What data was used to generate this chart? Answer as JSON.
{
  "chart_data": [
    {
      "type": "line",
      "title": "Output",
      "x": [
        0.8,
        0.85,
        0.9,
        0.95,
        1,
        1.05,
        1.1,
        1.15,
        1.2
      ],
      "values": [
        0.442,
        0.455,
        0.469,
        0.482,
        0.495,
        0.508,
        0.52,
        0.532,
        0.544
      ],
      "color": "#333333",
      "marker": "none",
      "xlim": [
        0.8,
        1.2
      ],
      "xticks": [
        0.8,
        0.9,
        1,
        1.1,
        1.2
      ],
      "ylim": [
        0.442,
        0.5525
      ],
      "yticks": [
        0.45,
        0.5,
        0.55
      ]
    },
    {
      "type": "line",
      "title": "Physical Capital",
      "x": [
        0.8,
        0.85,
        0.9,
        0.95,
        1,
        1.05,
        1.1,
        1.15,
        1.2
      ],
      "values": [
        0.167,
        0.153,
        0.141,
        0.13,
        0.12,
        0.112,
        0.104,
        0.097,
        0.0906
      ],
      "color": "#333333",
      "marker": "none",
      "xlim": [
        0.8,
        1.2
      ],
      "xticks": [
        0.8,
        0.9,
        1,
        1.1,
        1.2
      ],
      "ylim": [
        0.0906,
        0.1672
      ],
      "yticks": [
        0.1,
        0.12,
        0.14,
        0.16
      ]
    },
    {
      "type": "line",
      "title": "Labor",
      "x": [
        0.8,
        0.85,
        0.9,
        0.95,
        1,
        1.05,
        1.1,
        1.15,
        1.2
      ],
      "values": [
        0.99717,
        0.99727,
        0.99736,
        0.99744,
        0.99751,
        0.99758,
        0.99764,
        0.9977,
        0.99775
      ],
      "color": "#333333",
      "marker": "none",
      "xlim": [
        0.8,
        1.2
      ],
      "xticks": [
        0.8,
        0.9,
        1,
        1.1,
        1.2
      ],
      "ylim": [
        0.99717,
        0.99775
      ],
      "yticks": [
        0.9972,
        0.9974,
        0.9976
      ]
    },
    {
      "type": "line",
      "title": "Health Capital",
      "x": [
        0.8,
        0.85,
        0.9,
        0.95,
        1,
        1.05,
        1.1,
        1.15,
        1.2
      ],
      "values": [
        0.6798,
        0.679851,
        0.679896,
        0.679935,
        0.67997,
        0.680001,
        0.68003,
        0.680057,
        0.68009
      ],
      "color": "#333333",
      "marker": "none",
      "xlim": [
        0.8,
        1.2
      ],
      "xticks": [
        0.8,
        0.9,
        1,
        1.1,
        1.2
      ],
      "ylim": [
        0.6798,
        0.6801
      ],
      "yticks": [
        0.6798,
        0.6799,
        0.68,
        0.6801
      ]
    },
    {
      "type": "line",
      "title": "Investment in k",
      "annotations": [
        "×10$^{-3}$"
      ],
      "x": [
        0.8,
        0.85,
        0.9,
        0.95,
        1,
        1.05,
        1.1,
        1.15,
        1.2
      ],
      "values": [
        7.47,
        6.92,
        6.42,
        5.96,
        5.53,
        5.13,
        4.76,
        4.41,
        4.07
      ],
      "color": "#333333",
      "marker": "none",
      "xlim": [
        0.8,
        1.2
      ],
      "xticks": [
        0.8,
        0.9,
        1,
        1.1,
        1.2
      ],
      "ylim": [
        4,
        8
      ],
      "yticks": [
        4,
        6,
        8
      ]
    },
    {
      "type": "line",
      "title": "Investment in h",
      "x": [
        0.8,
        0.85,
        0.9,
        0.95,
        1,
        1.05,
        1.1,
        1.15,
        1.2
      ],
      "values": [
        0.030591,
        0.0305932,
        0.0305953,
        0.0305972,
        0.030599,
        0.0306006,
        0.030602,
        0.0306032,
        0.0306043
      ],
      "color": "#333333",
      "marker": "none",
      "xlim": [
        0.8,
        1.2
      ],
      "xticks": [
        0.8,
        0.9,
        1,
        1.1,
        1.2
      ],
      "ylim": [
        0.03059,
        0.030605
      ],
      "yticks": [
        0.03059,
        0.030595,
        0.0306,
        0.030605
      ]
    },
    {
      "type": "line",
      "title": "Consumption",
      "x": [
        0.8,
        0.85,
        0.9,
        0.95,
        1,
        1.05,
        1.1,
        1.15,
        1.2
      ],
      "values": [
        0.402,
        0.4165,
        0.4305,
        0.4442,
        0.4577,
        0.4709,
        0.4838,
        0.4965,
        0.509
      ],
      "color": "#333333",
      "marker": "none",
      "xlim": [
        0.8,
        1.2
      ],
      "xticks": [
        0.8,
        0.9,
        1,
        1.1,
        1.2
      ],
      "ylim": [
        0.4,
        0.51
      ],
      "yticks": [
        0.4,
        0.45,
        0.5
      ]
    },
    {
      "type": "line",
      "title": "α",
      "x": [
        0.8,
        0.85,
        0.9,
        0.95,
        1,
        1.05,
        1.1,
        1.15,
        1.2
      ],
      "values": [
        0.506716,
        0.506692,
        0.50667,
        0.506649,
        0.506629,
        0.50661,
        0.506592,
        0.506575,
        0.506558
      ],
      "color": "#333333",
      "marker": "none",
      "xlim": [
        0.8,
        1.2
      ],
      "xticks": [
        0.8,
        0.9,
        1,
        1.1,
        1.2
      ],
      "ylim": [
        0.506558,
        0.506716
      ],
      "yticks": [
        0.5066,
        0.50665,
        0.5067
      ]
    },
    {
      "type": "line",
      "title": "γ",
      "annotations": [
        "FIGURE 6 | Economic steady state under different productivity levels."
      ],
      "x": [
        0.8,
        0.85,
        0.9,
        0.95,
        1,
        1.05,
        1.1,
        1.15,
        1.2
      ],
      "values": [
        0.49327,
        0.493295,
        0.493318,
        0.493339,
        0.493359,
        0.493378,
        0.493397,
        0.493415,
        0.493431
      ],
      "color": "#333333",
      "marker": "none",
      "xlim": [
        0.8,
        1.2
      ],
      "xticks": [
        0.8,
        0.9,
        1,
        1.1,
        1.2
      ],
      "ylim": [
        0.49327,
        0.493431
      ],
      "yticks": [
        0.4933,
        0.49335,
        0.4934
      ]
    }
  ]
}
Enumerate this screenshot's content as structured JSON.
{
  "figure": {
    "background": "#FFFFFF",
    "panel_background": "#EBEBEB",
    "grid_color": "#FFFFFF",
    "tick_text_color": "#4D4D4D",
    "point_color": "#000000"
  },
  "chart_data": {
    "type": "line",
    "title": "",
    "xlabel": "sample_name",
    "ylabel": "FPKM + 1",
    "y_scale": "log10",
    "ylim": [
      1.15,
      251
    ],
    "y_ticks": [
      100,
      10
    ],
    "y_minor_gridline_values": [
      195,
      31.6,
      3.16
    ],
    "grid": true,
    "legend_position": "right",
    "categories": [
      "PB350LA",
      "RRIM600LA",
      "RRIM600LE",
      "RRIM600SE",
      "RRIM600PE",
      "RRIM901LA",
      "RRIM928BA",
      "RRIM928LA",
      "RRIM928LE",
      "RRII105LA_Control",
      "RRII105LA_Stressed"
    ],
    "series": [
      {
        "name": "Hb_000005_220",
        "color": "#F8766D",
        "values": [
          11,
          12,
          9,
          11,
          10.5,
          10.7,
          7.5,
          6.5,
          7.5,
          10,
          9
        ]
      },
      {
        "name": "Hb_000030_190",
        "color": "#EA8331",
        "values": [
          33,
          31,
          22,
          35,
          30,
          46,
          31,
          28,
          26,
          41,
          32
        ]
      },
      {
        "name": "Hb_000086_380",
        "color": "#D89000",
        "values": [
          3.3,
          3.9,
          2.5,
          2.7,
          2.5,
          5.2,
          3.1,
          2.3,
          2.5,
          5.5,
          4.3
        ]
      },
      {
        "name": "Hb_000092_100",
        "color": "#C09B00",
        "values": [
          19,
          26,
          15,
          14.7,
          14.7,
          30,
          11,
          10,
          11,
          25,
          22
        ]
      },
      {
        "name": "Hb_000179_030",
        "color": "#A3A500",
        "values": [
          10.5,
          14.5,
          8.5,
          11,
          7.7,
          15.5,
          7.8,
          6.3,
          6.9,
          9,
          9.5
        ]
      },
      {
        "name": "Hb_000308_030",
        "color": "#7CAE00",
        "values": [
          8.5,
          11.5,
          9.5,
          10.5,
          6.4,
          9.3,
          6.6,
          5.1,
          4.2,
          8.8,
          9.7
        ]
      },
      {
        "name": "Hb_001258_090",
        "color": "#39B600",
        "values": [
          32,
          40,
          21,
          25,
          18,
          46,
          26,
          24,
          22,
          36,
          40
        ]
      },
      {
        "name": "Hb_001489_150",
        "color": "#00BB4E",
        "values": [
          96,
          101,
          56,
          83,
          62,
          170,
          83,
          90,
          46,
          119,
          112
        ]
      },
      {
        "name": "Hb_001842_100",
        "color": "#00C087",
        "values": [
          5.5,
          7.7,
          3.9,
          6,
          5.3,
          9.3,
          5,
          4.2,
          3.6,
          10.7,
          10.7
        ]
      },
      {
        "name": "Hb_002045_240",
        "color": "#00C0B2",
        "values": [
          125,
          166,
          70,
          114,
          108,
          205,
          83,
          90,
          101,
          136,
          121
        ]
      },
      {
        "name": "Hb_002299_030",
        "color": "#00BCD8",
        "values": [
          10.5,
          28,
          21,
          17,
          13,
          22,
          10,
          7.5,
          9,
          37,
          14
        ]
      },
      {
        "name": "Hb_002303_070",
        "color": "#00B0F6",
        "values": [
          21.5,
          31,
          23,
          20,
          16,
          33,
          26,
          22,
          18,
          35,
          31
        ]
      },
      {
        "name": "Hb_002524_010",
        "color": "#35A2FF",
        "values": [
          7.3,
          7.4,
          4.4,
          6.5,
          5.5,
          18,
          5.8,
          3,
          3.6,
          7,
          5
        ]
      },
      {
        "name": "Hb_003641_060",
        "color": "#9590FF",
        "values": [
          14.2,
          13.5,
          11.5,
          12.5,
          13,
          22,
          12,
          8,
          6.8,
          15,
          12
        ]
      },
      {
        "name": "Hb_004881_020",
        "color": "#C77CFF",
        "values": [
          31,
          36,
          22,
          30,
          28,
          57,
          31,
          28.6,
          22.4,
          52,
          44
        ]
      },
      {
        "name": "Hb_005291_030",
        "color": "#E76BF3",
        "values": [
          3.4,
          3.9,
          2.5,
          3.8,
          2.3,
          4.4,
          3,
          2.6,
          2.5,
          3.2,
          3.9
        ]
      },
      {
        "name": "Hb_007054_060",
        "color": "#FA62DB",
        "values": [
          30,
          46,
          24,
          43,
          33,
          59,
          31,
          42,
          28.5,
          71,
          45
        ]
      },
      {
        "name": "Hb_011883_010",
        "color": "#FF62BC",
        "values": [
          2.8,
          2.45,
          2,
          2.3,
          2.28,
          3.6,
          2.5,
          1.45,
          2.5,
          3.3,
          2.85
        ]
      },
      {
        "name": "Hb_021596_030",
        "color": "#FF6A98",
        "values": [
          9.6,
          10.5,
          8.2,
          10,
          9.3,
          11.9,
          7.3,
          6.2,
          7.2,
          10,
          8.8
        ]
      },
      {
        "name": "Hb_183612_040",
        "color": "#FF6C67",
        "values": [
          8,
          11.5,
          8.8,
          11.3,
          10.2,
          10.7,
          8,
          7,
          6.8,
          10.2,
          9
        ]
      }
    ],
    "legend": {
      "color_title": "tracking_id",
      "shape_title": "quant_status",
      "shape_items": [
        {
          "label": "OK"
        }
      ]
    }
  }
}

+-------+

■ Written request:
From the material above, count the lines that include "FFFFFF" and give only the total.

■ Reply:
2